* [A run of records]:
++++++

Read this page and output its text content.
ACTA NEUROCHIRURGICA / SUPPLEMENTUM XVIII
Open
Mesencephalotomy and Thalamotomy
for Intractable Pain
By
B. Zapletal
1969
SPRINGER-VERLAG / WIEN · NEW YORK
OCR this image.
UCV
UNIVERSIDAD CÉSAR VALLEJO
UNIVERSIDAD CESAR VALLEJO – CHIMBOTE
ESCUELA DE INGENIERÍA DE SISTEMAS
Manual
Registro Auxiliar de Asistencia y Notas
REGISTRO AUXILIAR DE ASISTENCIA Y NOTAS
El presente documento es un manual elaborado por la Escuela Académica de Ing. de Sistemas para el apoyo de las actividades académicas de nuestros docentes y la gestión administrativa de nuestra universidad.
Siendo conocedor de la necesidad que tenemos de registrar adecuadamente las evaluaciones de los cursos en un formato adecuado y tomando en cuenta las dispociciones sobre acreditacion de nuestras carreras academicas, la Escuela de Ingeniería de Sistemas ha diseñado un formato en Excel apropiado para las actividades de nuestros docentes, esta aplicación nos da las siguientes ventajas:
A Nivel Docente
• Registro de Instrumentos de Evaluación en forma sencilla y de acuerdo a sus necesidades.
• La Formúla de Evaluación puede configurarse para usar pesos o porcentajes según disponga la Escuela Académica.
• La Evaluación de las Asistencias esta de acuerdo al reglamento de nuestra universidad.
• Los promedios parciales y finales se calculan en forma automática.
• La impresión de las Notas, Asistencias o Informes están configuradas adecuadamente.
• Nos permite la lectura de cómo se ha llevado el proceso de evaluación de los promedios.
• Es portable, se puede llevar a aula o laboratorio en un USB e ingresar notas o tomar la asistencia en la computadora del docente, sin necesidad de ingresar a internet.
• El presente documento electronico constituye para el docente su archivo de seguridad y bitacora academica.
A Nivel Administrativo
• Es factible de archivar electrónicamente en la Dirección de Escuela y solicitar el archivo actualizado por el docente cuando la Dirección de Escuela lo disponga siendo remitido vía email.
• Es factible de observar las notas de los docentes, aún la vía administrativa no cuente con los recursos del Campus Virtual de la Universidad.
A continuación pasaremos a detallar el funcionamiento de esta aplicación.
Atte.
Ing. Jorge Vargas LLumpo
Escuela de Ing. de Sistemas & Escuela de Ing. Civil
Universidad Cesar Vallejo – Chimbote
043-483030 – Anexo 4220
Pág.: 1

++++++

* [WHAT YOU NEED TO DO]: From the entries above, copy every line containing the word "Académica".

* [ANSWER TO THE PROBLEM]:
El presente documento es un manual elaborado por la Escuela Académica de Ing. de Sistemas para el apoyo de las actividades académicas de nuestros docentes y la gestión administrativa de nuestra universidad.
• La Formúla de Evaluación puede configurarse para usar pesos o porcentajes según disponga la Escuela Académica.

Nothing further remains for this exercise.